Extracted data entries

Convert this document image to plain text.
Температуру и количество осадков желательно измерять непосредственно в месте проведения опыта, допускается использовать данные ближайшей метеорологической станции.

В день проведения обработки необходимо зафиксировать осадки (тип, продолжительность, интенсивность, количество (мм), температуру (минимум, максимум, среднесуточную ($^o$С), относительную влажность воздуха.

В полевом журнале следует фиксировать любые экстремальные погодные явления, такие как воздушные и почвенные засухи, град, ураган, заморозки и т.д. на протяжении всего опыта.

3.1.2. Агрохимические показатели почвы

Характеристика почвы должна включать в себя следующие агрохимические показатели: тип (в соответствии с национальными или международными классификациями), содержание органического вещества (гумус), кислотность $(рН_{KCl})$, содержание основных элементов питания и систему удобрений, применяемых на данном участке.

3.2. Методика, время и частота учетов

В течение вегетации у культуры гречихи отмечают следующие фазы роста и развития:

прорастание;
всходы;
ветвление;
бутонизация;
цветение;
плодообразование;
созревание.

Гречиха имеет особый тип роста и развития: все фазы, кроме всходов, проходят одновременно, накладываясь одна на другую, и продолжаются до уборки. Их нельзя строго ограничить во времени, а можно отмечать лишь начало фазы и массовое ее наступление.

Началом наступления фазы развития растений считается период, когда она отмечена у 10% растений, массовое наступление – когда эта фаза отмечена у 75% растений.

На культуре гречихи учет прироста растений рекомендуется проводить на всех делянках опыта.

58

_Aim of the exercise_
Search the listing above for the string "растений". Copy every line that contains it.

_Solution to this problem_
Началом наступления фазы развития растений считается период, когда она отмечена у 10% растений, массовое наступление – когда эта фаза отмечена у 75% растений.
На культуре гречихи учет прироста растений рекомендуется проводить на всех делянках опыта.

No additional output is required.